Extracts from a graphics dataset:
= Beginning of Section =

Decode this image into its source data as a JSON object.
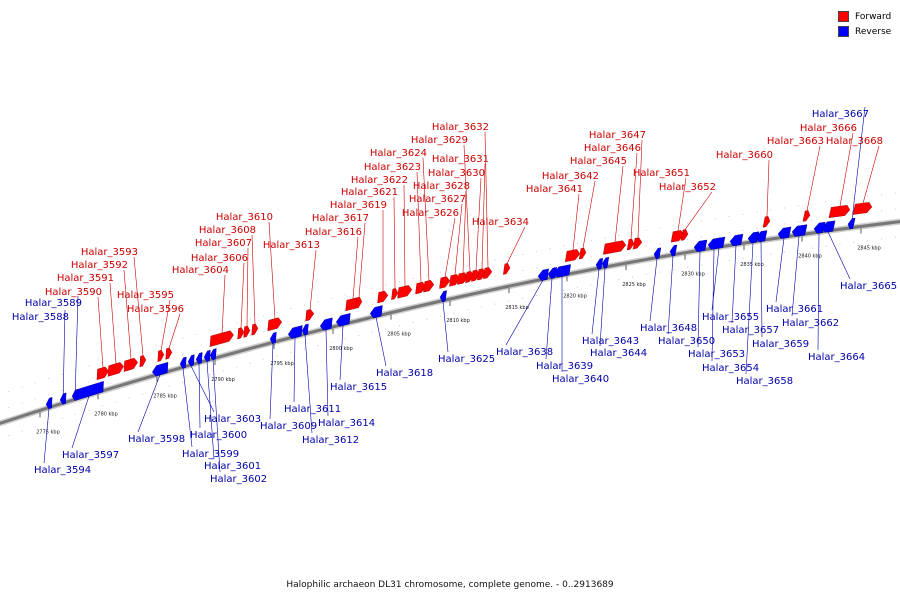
{
  "legend": {
    "forward_label": "Forward",
    "reverse_label": "Reverse",
    "forward_color": "#ff0000",
    "reverse_color": "#0000ff"
  },
  "colors": {
    "forward_label_text": "#cc0000",
    "reverse_label_text": "#0000aa",
    "backbone": "#777777"
  },
  "caption": "Halophilic archaeon DL31 chromosome, complete genome. - 0..2913689",
  "ticks": [
    "2775 kbp",
    "2780 kbp",
    "2785 kbp",
    "2790 kbp",
    "2795 kbp",
    "2800 kbp",
    "2805 kbp",
    "2810 kbp",
    "2815 kbp",
    "2820 kbp",
    "2825 kbp",
    "2830 kbp",
    "2835 kbp",
    "2840 kbp",
    "2845 kbp"
  ],
  "genes": [
    {
      "id": "Halar_3588",
      "strand": "reverse"
    },
    {
      "id": "Halar_3589",
      "strand": "reverse"
    },
    {
      "id": "Halar_3590",
      "strand": "forward"
    },
    {
      "id": "Halar_3591",
      "strand": "forward"
    },
    {
      "id": "Halar_3592",
      "strand": "forward"
    },
    {
      "id": "Halar_3593",
      "strand": "forward"
    },
    {
      "id": "Halar_3594",
      "strand": "reverse"
    },
    {
      "id": "Halar_3595",
      "strand": "forward"
    },
    {
      "id": "Halar_3596",
      "strand": "forward"
    },
    {
      "id": "Halar_3597",
      "strand": "reverse"
    },
    {
      "id": "Halar_3598",
      "strand": "reverse"
    },
    {
      "id": "Halar_3599",
      "strand": "reverse"
    },
    {
      "id": "Halar_3600",
      "strand": "reverse"
    },
    {
      "id": "Halar_3601",
      "strand": "reverse"
    },
    {
      "id": "Halar_3602",
      "strand": "reverse"
    },
    {
      "id": "Halar_3603",
      "strand": "reverse"
    },
    {
      "id": "Halar_3604",
      "strand": "forward"
    },
    {
      "id": "Halar_3606",
      "strand": "forward"
    },
    {
      "id": "Halar_3607",
      "strand": "forward"
    },
    {
      "id": "Halar_3608",
      "strand": "forward"
    },
    {
      "id": "Halar_3609",
      "strand": "reverse"
    },
    {
      "id": "Halar_3610",
      "strand": "forward"
    },
    {
      "id": "Halar_3611",
      "strand": "reverse"
    },
    {
      "id": "Halar_3612",
      "strand": "reverse"
    },
    {
      "id": "Halar_3613",
      "strand": "forward"
    },
    {
      "id": "Halar_3614",
      "strand": "reverse"
    },
    {
      "id": "Halar_3615",
      "strand": "reverse"
    },
    {
      "id": "Halar_3616",
      "strand": "forward"
    },
    {
      "id": "Halar_3617",
      "strand": "forward"
    },
    {
      "id": "Halar_3618",
      "strand": "reverse"
    },
    {
      "id": "Halar_3619",
      "strand": "forward"
    },
    {
      "id": "Halar_3621",
      "strand": "forward"
    },
    {
      "id": "Halar_3622",
      "strand": "forward"
    },
    {
      "id": "Halar_3623",
      "strand": "forward"
    },
    {
      "id": "Halar_3624",
      "strand": "forward"
    },
    {
      "id": "Halar_3625",
      "strand": "reverse"
    },
    {
      "id": "Halar_3626",
      "strand": "forward"
    },
    {
      "id": "Halar_3627",
      "strand": "forward"
    },
    {
      "id": "Halar_3628",
      "strand": "forward"
    },
    {
      "id": "Halar_3629",
      "strand": "forward"
    },
    {
      "id": "Halar_3630",
      "strand": "forward"
    },
    {
      "id": "Halar_3631",
      "strand": "forward"
    },
    {
      "id": "Halar_3632",
      "strand": "forward"
    },
    {
      "id": "Halar_3634",
      "strand": "forward"
    },
    {
      "id": "Halar_3638",
      "strand": "reverse"
    },
    {
      "id": "Halar_3639",
      "strand": "reverse"
    },
    {
      "id": "Halar_3640",
      "strand": "reverse"
    },
    {
      "id": "Halar_3641",
      "strand": "forward"
    },
    {
      "id": "Halar_3642",
      "strand": "forward"
    },
    {
      "id": "Halar_3643",
      "strand": "reverse"
    },
    {
      "id": "Halar_3644",
      "strand": "reverse"
    },
    {
      "id": "Halar_3645",
      "strand": "forward"
    },
    {
      "id": "Halar_3646",
      "strand": "forward"
    },
    {
      "id": "Halar_3647",
      "strand": "forward"
    },
    {
      "id": "Halar_3648",
      "strand": "reverse"
    },
    {
      "id": "Halar_3650",
      "strand": "reverse"
    },
    {
      "id": "Halar_3651",
      "strand": "forward"
    },
    {
      "id": "Halar_3652",
      "strand": "forward"
    },
    {
      "id": "Halar_3653",
      "strand": "reverse"
    },
    {
      "id": "Halar_3654",
      "strand": "reverse"
    },
    {
      "id": "Halar_3655",
      "strand": "reverse"
    },
    {
      "id": "Halar_3657",
      "strand": "reverse"
    },
    {
      "id": "Halar_3658",
      "strand": "reverse"
    },
    {
      "id": "Halar_3659",
      "strand": "reverse"
    },
    {
      "id": "Halar_3660",
      "strand": "forward"
    },
    {
      "id": "Halar_3661",
      "strand": "reverse"
    },
    {
      "id": "Halar_3662",
      "strand": "reverse"
    },
    {
      "id": "Halar_3663",
      "strand": "forward"
    },
    {
      "id": "Halar_3664",
      "strand": "reverse"
    },
    {
      "id": "Halar_3665",
      "strand": "reverse"
    },
    {
      "id": "Halar_3666",
      "strand": "forward"
    },
    {
      "id": "Halar_3667",
      "strand": "reverse"
    },
    {
      "id": "Halar_3668",
      "strand": "forward"
    }
  ]
}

= End of Section =

What this task involves:
Would you give the records again exactly, dropping the pictures?

Result for this exercise:
Decode this image into its source data as a JSON object.
{
  "legend": {
    "forward_label": "Forward",
    "reverse_label": "Reverse",
    "forward_color": "#ff0000",
    "reverse_color": "#0000ff"
  },
  "colors": {
    "forward_label_text": "#cc0000",
    "reverse_label_text": "#0000aa",
    "backbone": "#777777"
  },
  "caption": "Halophilic archaeon DL31 chromosome, complete genome. - 0..2913689",
  "ticks": [
    "2775 kbp",
    "2780 kbp",
    "2785 kbp",
    "2790 kbp",
    "2795 kbp",
    "2800 kbp",
    "2805 kbp",
    "2810 kbp",
    "2815 kbp",
    "2820 kbp",
    "2825 kbp",
    "2830 kbp",
    "2835 kbp",
    "2840 kbp",
    "2845 kbp"
  ],
  "genes": [
    {
      "id": "Halar_3588",
      "strand": "reverse"
    },
    {
      "id": "Halar_3589",
      "strand": "reverse"
    },
    {
      "id": "Halar_3590",
      "strand": "forward"
    },
    {
      "id": "Halar_3591",
      "strand": "forward"
    },
    {
      "id": "Halar_3592",
      "strand": "forward"
    },
    {
      "id": "Halar_3593",
      "strand": "forward"
    },
    {
      "id": "Halar_3594",
      "strand": "reverse"
    },
    {
      "id": "Halar_3595",
      "strand": "forward"
    },
    {
      "id": "Halar_3596",
      "strand": "forward"
    },
    {
      "id": "Halar_3597",
      "strand": "reverse"
    },
    {
      "id": "Halar_3598",
      "strand": "reverse"
    },
    {
      "id": "Halar_3599",
      "strand": "reverse"
    },
    {
      "id": "Halar_3600",
      "strand": "reverse"
    },
    {
      "id": "Halar_3601",
      "strand": "reverse"
    },
    {
      "id": "Halar_3602",
      "strand": "reverse"
    },
    {
      "id": "Halar_3603",
      "strand": "reverse"
    },
    {
      "id": "Halar_3604",
      "strand": "forward"
    },
    {
      "id": "Halar_3606",
      "strand": "forward"
    },
    {
      "id": "Halar_3607",
      "strand": "forward"
    },
    {
      "id": "Halar_3608",
      "strand": "forward"
    },
    {
      "id": "Halar_3609",
      "strand": "reverse"
    },
    {
      "id": "Halar_3610",
      "strand": "forward"
    },
    {
      "id": "Halar_3611",
      "strand": "reverse"
    },
    {
      "id": "Halar_3612",
      "strand": "reverse"
    },
    {
      "id": "Halar_3613",
      "strand": "forward"
    },
    {
      "id": "Halar_3614",
      "strand": "reverse"
    },
    {
      "id": "Halar_3615",
      "strand": "reverse"
    },
    {
      "id": "Halar_3616",
      "strand": "forward"
    },
    {
      "id": "Halar_3617",
      "strand": "forward"
    },
    {
      "id": "Halar_3618",
      "strand": "reverse"
    },
    {
      "id": "Halar_3619",
      "strand": "forward"
    },
    {
      "id": "Halar_3621",
      "strand": "forward"
    },
    {
      "id": "Halar_3622",
      "strand": "forward"
    },
    {
      "id": "Halar_3623",
      "strand": "forward"
    },
    {
      "id": "Halar_3624",
      "strand": "forward"
    },
    {
      "id": "Halar_3625",
      "strand": "reverse"
    },
    {
      "id": "Halar_3626",
      "strand": "forward"
    },
    {
      "id": "Halar_3627",
      "strand": "forward"
    },
    {
      "id": "Halar_3628",
      "strand": "forward"
    },
    {
      "id": "Halar_3629",
      "strand": "forward"
    },
    {
      "id": "Halar_3630",
      "strand": "forward"
    },
    {
      "id": "Halar_3631",
      "strand": "forward"
    },
    {
      "id": "Halar_3632",
      "strand": "forward"
    },
    {
      "id": "Halar_3634",
      "strand": "forward"
    },
    {
      "id": "Halar_3638",
      "strand": "reverse"
    },
    {
      "id": "Halar_3639",
      "strand": "reverse"
    },
    {
      "id": "Halar_3640",
      "strand": "reverse"
    },
    {
      "id": "Halar_3641",
      "strand": "forward"
    },
    {
      "id": "Halar_3642",
      "strand": "forward"
    },
    {
      "id": "Halar_3643",
      "strand": "reverse"
    },
    {
      "id": "Halar_3644",
      "strand": "reverse"
    },
    {
      "id": "Halar_3645",
      "strand": "forward"
    },
    {
      "id": "Halar_3646",
      "strand": "forward"
    },
    {
      "id": "Halar_3647",
      "strand": "forward"
    },
    {
      "id": "Halar_3648",
      "strand": "reverse"
    },
    {
      "id": "Halar_3650",
      "strand": "reverse"
    },
    {
      "id": "Halar_3651",
      "strand": "forward"
    },
    {
      "id": "Halar_3652",
      "strand": "forward"
    },
    {
      "id": "Halar_3653",
      "strand": "reverse"
    },
    {
      "id": "Halar_3654",
      "strand": "reverse"
    },
    {
      "id": "Halar_3655",
      "strand": "reverse"
    },
    {
      "id": "Halar_3657",
      "strand": "reverse"
    },
    {
      "id": "Halar_3658",
      "strand": "reverse"
    },
    {
      "id": "Halar_3659",
      "strand": "reverse"
    },
    {
      "id": "Halar_3660",
      "strand": "forward"
    },
    {
      "id": "Halar_3661",
      "strand": "reverse"
    },
    {
      "id": "Halar_3662",
      "strand": "reverse"
    },
    {
      "id": "Halar_3663",
      "strand": "forward"
    },
    {
      "id": "Halar_3664",
      "strand": "reverse"
    },
    {
      "id": "Halar_3665",
      "strand": "reverse"
    },
    {
      "id": "Halar_3666",
      "strand": "forward"
    },
    {
      "id": "Halar_3667",
      "strand": "reverse"
    },
    {
      "id": "Halar_3668",
      "strand": "forward"
    }
  ]
}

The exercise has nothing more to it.